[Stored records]
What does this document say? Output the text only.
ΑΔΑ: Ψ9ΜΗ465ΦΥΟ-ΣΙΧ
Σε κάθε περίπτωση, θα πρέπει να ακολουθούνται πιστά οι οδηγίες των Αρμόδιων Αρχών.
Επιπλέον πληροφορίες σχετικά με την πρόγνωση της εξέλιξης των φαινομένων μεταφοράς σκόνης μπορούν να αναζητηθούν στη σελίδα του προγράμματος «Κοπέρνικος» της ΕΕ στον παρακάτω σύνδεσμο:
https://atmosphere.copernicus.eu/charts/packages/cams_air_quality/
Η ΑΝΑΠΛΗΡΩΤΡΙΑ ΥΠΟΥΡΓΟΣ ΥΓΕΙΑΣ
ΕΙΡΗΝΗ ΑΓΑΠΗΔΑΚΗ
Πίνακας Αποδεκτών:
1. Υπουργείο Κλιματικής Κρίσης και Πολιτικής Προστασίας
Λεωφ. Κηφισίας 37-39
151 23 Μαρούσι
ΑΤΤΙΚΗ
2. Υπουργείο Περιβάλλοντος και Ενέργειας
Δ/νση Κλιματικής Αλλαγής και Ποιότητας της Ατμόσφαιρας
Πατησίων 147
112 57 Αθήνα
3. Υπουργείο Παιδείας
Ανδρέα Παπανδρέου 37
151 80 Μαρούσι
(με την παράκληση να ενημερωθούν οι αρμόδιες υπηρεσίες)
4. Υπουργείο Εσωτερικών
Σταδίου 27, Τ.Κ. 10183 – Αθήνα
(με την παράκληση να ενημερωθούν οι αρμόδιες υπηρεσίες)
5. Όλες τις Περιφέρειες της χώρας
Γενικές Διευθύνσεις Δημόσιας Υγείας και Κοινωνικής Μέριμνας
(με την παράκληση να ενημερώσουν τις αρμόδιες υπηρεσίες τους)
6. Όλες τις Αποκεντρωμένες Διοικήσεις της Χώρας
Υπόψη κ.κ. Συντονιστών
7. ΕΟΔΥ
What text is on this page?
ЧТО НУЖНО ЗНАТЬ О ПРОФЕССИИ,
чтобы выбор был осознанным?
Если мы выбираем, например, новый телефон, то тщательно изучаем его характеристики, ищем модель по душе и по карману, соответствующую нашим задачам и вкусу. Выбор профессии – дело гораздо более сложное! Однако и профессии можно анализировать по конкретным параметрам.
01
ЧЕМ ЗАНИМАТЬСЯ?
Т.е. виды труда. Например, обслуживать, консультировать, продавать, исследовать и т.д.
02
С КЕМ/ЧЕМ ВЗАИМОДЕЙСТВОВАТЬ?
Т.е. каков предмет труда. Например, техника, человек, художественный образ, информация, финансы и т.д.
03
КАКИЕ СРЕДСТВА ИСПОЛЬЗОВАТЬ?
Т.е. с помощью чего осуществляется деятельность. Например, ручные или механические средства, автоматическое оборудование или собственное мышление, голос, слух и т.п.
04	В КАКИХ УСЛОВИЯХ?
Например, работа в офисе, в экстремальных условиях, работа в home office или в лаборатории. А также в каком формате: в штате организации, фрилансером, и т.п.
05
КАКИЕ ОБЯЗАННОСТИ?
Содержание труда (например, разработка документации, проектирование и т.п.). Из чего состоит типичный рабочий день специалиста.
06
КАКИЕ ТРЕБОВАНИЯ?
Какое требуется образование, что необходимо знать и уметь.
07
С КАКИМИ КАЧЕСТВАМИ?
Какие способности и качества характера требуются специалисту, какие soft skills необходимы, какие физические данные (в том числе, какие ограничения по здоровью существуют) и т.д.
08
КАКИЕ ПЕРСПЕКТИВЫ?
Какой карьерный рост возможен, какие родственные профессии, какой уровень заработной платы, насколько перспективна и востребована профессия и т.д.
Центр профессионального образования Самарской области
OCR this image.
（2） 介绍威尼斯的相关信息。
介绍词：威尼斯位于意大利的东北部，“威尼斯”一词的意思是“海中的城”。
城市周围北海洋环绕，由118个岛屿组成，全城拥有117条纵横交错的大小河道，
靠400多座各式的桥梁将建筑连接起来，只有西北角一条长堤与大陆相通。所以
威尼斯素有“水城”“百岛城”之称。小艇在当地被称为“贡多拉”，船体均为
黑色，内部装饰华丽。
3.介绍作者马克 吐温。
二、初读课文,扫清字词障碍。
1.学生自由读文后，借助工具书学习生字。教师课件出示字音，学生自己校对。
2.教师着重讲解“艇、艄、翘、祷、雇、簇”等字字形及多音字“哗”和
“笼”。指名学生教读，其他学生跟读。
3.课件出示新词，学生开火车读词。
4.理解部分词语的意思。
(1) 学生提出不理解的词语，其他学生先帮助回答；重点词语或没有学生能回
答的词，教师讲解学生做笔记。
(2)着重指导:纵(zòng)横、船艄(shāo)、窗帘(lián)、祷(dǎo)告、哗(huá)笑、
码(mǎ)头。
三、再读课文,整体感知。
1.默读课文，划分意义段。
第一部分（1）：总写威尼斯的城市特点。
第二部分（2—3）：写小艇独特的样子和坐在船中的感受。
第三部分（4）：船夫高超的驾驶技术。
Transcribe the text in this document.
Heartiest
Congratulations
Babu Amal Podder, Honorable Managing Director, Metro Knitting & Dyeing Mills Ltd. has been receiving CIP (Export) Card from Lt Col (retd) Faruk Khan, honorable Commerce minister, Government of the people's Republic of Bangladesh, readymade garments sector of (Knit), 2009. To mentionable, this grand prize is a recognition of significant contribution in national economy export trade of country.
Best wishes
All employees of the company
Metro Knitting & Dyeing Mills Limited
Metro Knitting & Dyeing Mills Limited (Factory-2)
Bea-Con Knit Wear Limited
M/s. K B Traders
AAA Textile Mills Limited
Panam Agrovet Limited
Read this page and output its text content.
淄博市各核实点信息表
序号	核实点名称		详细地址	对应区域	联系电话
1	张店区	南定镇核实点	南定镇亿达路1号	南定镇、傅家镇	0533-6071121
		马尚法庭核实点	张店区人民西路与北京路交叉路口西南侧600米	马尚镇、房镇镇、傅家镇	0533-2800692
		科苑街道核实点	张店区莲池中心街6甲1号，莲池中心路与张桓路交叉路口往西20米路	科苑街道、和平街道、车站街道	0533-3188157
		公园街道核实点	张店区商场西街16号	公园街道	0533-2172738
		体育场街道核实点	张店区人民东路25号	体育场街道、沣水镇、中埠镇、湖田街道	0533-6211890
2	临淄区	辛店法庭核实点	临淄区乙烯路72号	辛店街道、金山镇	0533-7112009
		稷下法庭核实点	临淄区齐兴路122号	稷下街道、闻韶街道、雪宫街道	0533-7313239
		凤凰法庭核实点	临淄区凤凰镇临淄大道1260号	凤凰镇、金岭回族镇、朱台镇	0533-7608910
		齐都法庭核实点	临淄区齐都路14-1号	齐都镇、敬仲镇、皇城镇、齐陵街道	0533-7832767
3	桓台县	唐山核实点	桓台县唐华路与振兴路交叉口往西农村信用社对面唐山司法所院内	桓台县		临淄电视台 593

* **Work required**: Isolate the lines above that contain the word "Mills" and copy them.

* **Written response**:
Babu Amal Podder, Honorable Managing Director, Metro Knitting & Dyeing Mills Ltd. has been receiving CIP (Export) Card from Lt Col (retd) Faruk Khan, honorable Commerce minister, Government of the people's Republic of Bangladesh, readymade garments sector of (Knit), 2009. To mentionable, this grand prize is a recognition of significant contribution in national economy export trade of country.
Metro Knitting & Dyeing Mills Limited
Metro Knitting & Dyeing Mills Limited (Factory-2)
AAA Textile Mills Limited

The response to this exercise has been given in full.